Problem - Write out the records beneath this line exactly as they appear, minus any images.

Task input -
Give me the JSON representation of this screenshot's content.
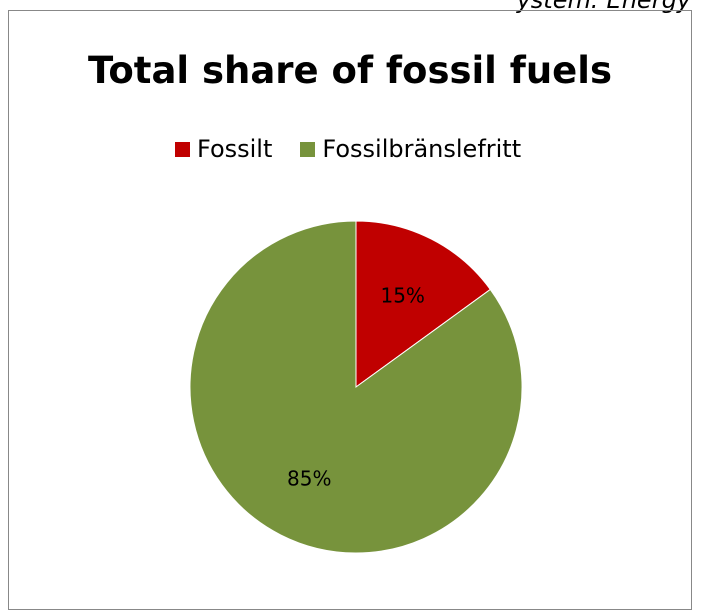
{
  "page": {
    "top_fragment": "ystem: Energy"
  },
  "chart_data": {
    "type": "pie",
    "title": "Total share of fossil fuels",
    "categories": [
      "Fossilt",
      "Fossilbränslefritt"
    ],
    "values": [
      15,
      85
    ],
    "value_labels": [
      "15%",
      "85%"
    ],
    "colors": [
      "#c00000",
      "#77933c"
    ],
    "legend": "top"
  }
}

Response -
Give me the JSON representation of this screenshot's content.
{
  "page": {
    "top_fragment": "ystem: Energy"
  },
  "chart_data": {
    "type": "pie",
    "title": "Total share of fossil fuels",
    "categories": [
      "Fossilt",
      "Fossilbränslefritt"
    ],
    "values": [
      15,
      85
    ],
    "value_labels": [
      "15%",
      "85%"
    ],
    "colors": [
      "#c00000",
      "#77933c"
    ],
    "legend": "top"
  }
}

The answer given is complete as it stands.